• Exercise brief
Can you format the lines below, from the line with "system-tray[interactable]: ▭ 54%" up to and including the line with "close-window-icon[interactable]: ✕ [973,33,982,46]", as a JSON list of strings with one string per line and no blank lines?

• Data entries
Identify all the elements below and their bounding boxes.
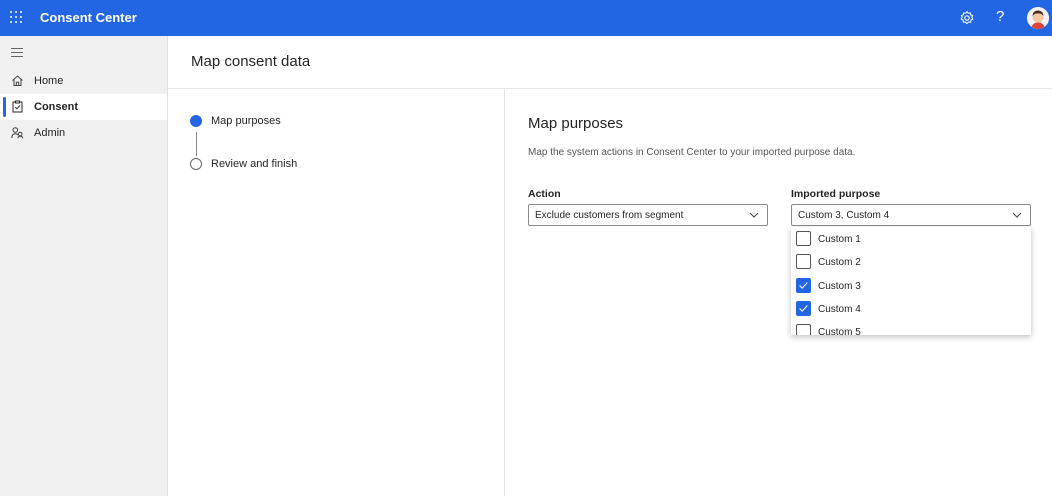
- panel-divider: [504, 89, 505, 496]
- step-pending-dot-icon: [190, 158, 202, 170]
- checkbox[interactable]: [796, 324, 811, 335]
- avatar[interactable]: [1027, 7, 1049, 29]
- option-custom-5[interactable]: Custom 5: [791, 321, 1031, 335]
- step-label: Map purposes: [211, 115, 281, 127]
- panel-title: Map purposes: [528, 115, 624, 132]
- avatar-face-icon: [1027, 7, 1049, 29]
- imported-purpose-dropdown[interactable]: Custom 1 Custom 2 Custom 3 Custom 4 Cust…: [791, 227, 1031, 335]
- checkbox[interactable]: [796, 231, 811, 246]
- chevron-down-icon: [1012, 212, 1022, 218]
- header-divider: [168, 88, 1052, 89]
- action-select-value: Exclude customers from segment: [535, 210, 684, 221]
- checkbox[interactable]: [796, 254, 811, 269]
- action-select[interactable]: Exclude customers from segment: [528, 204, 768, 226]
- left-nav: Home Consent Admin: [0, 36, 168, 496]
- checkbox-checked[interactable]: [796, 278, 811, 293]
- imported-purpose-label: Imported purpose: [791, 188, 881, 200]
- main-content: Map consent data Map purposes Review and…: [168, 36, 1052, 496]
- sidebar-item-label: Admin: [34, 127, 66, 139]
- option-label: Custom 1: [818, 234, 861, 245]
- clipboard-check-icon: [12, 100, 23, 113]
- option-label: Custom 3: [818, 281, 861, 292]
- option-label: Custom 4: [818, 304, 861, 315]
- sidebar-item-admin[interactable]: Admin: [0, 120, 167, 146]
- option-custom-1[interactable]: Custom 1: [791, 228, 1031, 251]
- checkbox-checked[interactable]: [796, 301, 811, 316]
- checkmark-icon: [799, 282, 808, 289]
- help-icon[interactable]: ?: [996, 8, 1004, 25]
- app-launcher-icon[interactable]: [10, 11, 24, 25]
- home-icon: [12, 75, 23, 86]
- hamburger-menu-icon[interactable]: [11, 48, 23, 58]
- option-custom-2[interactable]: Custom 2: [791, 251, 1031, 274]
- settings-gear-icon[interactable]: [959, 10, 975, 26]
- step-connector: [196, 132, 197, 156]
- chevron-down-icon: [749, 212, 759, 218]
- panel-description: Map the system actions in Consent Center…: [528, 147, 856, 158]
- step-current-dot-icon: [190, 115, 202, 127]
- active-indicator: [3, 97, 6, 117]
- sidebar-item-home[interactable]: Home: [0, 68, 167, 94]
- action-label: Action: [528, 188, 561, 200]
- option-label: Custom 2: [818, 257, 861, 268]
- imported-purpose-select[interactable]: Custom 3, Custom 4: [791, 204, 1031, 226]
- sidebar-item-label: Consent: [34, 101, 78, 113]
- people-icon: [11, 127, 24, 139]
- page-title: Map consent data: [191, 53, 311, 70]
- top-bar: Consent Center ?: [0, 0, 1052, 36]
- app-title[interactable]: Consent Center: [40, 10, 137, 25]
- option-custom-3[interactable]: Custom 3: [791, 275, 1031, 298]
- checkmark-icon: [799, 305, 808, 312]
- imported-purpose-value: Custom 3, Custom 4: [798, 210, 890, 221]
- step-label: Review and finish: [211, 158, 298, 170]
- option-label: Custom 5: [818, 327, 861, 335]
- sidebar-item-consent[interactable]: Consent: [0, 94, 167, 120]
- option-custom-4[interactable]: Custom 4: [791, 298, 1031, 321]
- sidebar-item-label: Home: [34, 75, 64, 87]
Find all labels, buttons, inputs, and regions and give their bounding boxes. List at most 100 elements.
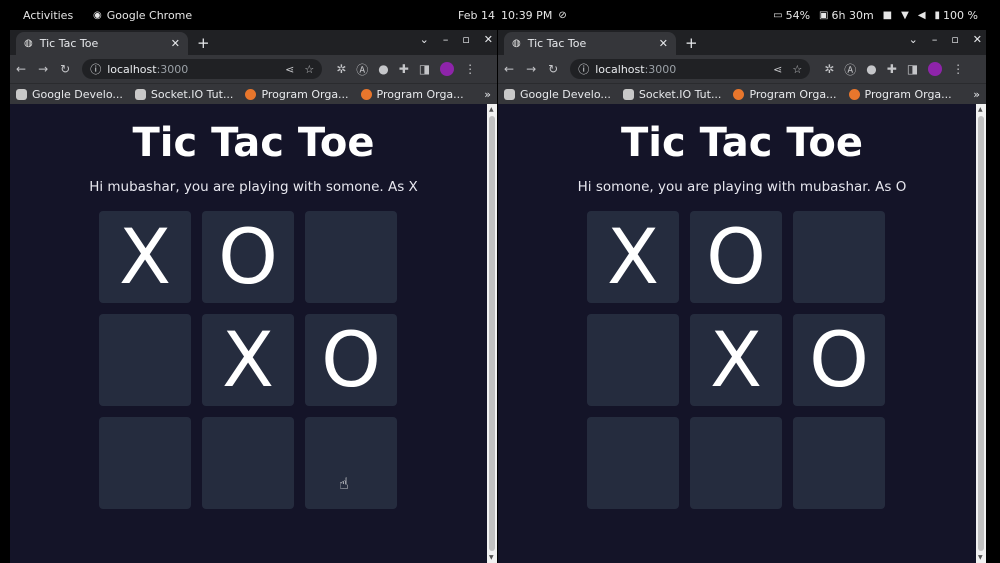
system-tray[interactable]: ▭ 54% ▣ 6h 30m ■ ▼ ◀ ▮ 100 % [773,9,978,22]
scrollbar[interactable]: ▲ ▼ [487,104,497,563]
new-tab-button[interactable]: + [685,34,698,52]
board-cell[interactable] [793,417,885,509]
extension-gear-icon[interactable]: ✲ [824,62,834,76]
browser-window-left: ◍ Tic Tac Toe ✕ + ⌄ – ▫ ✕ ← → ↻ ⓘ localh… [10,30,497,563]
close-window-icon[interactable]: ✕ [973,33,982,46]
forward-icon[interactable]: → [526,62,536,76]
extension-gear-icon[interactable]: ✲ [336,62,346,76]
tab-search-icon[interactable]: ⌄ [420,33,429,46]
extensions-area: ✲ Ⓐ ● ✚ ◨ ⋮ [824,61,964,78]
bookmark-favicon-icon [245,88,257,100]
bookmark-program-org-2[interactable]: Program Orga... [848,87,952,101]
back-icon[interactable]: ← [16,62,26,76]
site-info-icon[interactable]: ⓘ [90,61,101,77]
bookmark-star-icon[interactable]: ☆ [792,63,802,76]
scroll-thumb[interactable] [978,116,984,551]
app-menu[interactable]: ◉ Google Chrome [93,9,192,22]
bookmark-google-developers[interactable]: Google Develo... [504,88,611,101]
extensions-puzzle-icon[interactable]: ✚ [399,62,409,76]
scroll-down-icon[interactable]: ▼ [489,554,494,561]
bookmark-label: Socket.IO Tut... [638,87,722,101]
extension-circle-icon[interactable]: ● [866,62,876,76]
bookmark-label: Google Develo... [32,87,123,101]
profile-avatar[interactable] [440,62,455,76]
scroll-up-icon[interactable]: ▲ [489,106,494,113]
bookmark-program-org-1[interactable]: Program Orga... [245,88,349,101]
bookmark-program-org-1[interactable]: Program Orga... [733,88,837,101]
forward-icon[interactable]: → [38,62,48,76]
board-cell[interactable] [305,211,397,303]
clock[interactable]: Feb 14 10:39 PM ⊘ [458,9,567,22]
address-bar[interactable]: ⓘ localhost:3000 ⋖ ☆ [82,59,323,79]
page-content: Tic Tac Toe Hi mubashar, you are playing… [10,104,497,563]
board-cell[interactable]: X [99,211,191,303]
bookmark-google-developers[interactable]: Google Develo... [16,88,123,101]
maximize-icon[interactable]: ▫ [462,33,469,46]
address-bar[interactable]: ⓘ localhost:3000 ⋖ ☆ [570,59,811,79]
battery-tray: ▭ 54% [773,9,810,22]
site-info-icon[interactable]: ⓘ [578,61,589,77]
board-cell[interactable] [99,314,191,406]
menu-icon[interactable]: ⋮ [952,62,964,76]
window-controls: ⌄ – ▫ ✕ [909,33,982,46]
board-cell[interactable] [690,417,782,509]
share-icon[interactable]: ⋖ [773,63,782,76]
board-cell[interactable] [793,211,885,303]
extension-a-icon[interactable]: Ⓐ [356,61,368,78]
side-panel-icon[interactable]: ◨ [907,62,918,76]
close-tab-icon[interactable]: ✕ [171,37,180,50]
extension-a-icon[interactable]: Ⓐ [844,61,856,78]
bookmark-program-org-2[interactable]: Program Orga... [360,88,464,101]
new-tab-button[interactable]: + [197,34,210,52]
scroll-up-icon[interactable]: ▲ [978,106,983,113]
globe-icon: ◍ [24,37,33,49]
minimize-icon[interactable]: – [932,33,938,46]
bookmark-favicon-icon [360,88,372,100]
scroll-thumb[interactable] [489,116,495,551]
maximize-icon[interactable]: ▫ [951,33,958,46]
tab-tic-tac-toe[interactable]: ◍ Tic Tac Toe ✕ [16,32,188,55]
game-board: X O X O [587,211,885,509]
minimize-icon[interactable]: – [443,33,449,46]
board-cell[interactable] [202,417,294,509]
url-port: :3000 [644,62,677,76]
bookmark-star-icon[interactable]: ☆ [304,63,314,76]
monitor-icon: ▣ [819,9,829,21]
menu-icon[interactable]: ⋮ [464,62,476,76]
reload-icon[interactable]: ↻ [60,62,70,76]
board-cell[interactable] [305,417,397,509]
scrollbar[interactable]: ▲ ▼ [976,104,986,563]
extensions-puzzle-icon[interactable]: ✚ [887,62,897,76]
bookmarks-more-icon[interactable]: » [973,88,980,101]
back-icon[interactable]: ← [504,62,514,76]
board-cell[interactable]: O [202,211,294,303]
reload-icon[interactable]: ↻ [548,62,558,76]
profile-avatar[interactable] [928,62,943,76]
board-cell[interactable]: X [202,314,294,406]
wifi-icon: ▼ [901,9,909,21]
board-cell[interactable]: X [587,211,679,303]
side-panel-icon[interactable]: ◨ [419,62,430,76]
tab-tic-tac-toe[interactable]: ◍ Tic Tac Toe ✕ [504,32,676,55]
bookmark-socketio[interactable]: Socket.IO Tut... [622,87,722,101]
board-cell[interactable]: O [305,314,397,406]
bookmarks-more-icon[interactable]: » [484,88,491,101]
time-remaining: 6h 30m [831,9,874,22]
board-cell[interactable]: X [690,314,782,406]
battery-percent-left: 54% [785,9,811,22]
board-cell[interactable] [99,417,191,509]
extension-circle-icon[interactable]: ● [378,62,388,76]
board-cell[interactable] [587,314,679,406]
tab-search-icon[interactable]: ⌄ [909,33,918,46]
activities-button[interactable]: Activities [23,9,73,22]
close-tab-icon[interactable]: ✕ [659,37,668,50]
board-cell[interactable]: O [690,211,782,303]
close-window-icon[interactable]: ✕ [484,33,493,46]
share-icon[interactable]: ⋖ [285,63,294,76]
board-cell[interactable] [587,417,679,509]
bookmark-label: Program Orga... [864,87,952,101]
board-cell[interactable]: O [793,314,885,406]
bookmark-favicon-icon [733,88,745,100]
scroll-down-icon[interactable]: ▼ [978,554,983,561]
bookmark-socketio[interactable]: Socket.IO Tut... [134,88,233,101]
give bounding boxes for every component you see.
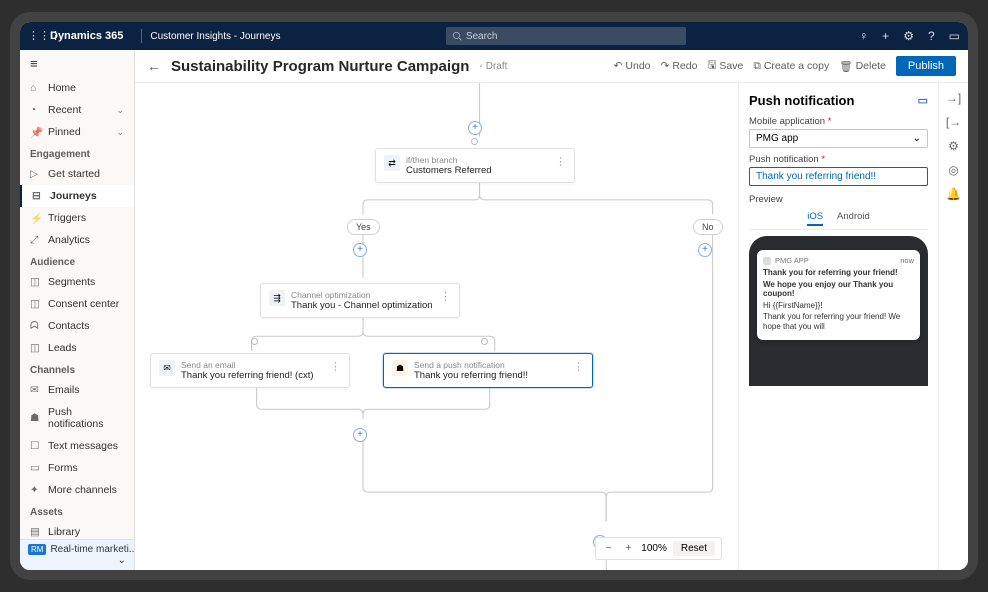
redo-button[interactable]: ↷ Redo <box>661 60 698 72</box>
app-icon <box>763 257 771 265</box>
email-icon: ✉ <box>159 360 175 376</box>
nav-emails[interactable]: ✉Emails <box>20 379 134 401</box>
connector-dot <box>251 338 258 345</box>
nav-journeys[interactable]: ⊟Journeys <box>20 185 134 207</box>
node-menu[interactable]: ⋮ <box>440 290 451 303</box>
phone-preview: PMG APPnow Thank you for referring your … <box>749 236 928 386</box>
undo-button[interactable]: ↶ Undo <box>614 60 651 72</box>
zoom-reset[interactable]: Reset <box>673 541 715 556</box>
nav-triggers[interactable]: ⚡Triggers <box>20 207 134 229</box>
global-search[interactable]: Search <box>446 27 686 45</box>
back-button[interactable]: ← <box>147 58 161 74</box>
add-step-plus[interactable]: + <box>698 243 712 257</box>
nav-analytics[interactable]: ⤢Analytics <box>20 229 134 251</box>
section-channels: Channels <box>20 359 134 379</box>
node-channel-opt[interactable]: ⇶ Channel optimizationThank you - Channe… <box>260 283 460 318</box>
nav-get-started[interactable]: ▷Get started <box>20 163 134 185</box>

• Task solution
[
  "system-tray[interactable]: ▭ 54% ▣ 6h 30m ■ ▼ ◀ ▮ 100 % [773,9,978,22]",
  "scrollbar[interactable]: ▲ ▼ [487,104,497,563]",
  "new-tab-button[interactable]: + [685,34,698,52]",
  "board-cell[interactable] [793,417,885,509]",
  "extension-gear-icon[interactable]: ✲ [824,62,834,76]",
  "browser-window-left: ◍ Tic Tac Toe ✕ + ⌄ – ▫ ✕ ← → ↻ ⓘ localh… [10,30,497,563]",
  "close-window-icon[interactable]: ✕ [973,33,982,46]"
]